Taglierò la profondità della lunga notte di dicembre
E l’avvolgerò in una coperta di tiepida brezza primaverile
Che in onde si dispiegherà la notte in cui il mio amato tornerà.
동지(冬至)ㅅ달 기나긴 밤을 한 허리를 버혀 내여,
춘풍(春風) 니불 아레 서리서리 너헛다가,
어론님 오신 날 밤이여든 구뷔구뷔 펴리라.
In coreano moderno:
동짓달 기나긴 밤을 한 허리를 베어내어
봄바람 이불 아래 서리서리 넣었다가
정 통한 님 오신 날 밤이거든 굽이굽이 펴리라
Hwang Chini, conosciuta anche con il soprannome di Myŏngwŏl “Luna Splendente”, fu la più grande poetessa di epoca Chosŏn. Vissuta nella prima metà del XVI secolo, la sua esistenza è sospesa tra realtà e leggenda. Secondo la tradizione avrebbe iniziato la sua carriera di kisaeng (intrattenitrici professioniste, versate in varie forme d’arte come la poesia, la musica, la danza, la pittura) all’età di 15 anni, in seguito alla morte del suo amato, causata dall’opposizione dei familiari a tale unione. Oltre che dotata di un eccelso talento artistico, si dice fosse di una bellezza senza paragoni. Persino il monaco Chijok, famoso per la sua santità, si infatuò di lei e, rompendo il voto di castità, fu costretto all’apostasia. Hwang Chini è oggi considerata una delle tre meraviglie della città di Kaesŏng (Corea del Nord), dove nacque, insieme alle cascate Pagyŏng e al letterato Sŏ Kyong Dŏk, del quale fu tra l’altro allieva. Sulla sua figura sono stati girati film, telefilm e scritti libri, tra cui va annoverato il romanzo dello scrittore nord-coreano Hong Sŏk Jung, pubblicato nel 2002 con il titolo di “Hwang Chini” (황진이).

▶ **DATI DA ESAMINARE**

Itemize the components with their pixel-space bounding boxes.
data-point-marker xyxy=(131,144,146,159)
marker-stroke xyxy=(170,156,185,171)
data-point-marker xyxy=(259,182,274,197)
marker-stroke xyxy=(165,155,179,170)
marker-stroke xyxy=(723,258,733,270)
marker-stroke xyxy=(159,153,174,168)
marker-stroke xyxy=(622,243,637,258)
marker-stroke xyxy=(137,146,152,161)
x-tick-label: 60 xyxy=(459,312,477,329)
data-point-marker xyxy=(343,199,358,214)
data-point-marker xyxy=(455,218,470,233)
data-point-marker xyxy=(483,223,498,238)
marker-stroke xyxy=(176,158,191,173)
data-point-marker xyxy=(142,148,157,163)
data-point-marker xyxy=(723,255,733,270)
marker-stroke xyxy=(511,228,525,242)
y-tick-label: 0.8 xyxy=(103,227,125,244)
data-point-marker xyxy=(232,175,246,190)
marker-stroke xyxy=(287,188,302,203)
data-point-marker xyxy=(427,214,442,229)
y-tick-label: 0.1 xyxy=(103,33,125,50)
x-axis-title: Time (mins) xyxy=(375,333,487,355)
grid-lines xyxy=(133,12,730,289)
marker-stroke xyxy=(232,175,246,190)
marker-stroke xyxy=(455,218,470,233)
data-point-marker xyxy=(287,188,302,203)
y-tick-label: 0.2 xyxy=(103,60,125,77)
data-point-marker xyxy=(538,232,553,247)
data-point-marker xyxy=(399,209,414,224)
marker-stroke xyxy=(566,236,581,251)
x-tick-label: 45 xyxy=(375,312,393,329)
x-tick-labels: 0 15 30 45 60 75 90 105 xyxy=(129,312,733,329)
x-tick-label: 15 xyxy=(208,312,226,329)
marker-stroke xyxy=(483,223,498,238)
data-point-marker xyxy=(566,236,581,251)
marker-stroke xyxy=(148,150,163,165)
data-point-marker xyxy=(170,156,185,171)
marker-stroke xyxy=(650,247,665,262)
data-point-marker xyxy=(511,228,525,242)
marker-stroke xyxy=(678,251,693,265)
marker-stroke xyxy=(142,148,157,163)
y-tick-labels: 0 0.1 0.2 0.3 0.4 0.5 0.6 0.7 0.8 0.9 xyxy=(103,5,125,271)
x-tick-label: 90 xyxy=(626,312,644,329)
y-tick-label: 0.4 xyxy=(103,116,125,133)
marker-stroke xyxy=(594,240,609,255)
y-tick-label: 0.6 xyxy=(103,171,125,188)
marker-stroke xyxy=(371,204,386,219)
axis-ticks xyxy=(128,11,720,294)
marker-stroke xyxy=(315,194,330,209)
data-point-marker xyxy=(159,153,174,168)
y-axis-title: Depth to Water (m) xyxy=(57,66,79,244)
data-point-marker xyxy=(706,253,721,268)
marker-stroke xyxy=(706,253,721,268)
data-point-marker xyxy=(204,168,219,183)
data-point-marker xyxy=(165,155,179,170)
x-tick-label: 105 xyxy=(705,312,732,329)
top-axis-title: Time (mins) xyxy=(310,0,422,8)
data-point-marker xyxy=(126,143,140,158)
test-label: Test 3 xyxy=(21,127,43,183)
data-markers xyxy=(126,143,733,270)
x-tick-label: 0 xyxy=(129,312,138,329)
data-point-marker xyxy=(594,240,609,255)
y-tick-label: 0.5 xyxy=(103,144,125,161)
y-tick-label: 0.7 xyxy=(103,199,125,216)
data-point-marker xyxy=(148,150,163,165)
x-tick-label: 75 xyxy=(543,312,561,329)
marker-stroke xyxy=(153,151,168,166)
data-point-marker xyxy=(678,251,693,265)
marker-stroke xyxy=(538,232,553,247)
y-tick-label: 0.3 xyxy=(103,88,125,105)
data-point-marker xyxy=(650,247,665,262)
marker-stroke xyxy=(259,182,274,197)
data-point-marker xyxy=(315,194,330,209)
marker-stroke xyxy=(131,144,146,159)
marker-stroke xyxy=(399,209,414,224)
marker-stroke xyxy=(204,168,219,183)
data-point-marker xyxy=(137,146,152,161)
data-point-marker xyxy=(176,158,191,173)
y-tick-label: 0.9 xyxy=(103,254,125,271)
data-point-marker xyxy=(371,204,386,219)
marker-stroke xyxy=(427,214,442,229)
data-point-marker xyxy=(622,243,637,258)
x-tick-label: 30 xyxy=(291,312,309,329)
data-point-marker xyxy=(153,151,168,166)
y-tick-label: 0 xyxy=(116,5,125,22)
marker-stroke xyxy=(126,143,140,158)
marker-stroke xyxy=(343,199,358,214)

▶ **DA FARE**
Puoi restituire, senza alcuna modifica, il passo del testo su Hwang Chini che parte da "Taglierò la profondità" e prosegue fino a "밤이여든 구뷔구뷔 펴리라." compreso?

▶ **LA TUA SOLUZIONE**
Taglierò la profondità della lunga notte di dicembre
E l’avvolgerò in una coperta di tiepida brezza primaverile
Che in onde si dispiegherà la notte in cui il mio amato tornerà.
동지(冬至)ㅅ달 기나긴 밤을 한 허리를 버혀 내여,
춘풍(春風) 니불 아레 서리서리 너헛다가,
어론님 오신 날 밤이여든 구뷔구뷔 펴리라.